= DIRECTION =
Repeat each entry in full, exactly.

= THE RECORDS =
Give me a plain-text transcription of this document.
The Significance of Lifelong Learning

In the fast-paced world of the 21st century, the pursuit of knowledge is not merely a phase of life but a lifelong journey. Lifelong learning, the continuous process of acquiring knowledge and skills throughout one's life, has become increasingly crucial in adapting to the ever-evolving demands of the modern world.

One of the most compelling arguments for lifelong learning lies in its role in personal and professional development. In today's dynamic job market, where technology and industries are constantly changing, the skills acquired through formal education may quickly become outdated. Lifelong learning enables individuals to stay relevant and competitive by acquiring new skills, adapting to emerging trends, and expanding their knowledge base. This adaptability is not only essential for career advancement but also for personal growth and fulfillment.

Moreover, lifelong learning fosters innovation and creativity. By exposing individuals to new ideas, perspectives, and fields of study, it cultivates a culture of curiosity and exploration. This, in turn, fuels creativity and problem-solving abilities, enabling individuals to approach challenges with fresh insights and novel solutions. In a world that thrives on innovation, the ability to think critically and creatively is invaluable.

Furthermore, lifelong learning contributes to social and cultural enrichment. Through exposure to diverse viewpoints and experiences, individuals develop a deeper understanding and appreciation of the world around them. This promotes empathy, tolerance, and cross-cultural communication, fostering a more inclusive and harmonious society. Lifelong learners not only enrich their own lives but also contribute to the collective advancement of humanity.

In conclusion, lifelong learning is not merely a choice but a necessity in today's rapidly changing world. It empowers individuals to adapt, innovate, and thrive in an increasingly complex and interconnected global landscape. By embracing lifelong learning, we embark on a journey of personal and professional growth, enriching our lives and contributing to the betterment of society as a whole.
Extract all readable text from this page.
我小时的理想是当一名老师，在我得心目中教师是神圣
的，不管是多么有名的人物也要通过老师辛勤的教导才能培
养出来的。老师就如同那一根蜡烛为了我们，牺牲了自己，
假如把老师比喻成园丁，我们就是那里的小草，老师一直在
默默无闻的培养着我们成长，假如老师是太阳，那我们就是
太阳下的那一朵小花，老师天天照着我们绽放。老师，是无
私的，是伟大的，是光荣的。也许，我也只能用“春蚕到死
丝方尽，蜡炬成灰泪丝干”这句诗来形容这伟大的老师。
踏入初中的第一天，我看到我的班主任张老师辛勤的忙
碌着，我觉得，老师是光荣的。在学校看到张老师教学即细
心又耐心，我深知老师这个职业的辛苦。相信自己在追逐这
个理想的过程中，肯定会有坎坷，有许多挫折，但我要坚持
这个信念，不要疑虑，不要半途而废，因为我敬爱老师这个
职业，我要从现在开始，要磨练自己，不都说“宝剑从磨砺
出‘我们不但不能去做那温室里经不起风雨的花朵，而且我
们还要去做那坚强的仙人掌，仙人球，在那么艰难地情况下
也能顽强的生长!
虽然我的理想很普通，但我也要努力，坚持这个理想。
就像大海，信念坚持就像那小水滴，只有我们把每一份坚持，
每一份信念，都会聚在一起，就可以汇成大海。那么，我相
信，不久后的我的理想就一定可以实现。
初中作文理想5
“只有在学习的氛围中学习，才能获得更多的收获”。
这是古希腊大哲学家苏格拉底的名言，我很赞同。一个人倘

= WRITTEN ANSWER =
Give me a plain-text transcription of this document.
The Significance of Lifelong Learning

In the fast-paced world of the 21st century, the pursuit of knowledge is not merely a phase of life but a lifelong journey. Lifelong learning, the continuous process of acquiring knowledge and skills throughout one's life, has become increasingly crucial in adapting to the ever-evolving demands of the modern world.

One of the most compelling arguments for lifelong learning lies in its role in personal and professional development. In today's dynamic job market, where technology and industries are constantly changing, the skills acquired through formal education may quickly become outdated. Lifelong learning enables individuals to stay relevant and competitive by acquiring new skills, adapting to emerging trends, and expanding their knowledge base. This adaptability is not only essential for career advancement but also for personal growth and fulfillment.

Moreover, lifelong learning fosters innovation and creativity. By exposing individuals to new ideas, perspectives, and fields of study, it cultivates a culture of curiosity and exploration. This, in turn, fuels creativity and problem-solving abilities, enabling individuals to approach challenges with fresh insights and novel solutions. In a world that thrives on innovation, the ability to think critically and creatively is invaluable.

Furthermore, lifelong learning contributes to social and cultural enrichment. Through exposure to diverse viewpoints and experiences, individuals develop a deeper understanding and appreciation of the world around them. This promotes empathy, tolerance, and cross-cultural communication, fostering a more inclusive and harmonious society. Lifelong learners not only enrich their own lives but also contribute to the collective advancement of humanity.

In conclusion, lifelong learning is not merely a choice but a necessity in today's rapidly changing world. It empowers individuals to adapt, innovate, and thrive in an increasingly complex and interconnected global landscape. By embracing lifelong learning, we embark on a journey of personal and professional growth, enriching our lives and contributing to the betterment of society as a whole.
Extract all readable text from this page.
我小时的理想是当一名老师，在我得心目中教师是神圣
的，不管是多么有名的人物也要通过老师辛勤的教导才能培
养出来的。老师就如同那一根蜡烛为了我们，牺牲了自己，
假如把老师比喻成园丁，我们就是那里的小草，老师一直在
默默无闻的培养着我们成长，假如老师是太阳，那我们就是
太阳下的那一朵小花，老师天天照着我们绽放。老师，是无
私的，是伟大的，是光荣的。也许，我也只能用“春蚕到死
丝方尽，蜡炬成灰泪丝干”这句诗来形容这伟大的老师。
踏入初中的第一天，我看到我的班主任张老师辛勤的忙
碌着，我觉得，老师是光荣的。在学校看到张老师教学即细
心又耐心，我深知老师这个职业的辛苦。相信自己在追逐这
个理想的过程中，肯定会有坎坷，有许多挫折，但我要坚持
这个信念，不要疑虑，不要半途而废，因为我敬爱老师这个
职业，我要从现在开始，要磨练自己，不都说“宝剑从磨砺
出‘我们不但不能去做那温室里经不起风雨的花朵，而且我
们还要去做那坚强的仙人掌，仙人球，在那么艰难地情况下
也能顽强的生长!
虽然我的理想很普通，但我也要努力，坚持这个理想。
就像大海，信念坚持就像那小水滴，只有我们把每一份坚持，
每一份信念，都会聚在一起，就可以汇成大海。那么，我相
信，不久后的我的理想就一定可以实现。
初中作文理想5
“只有在学习的氛围中学习，才能获得更多的收获”。
这是古希腊大哲学家苏格拉底的名言，我很赞同。一个人倘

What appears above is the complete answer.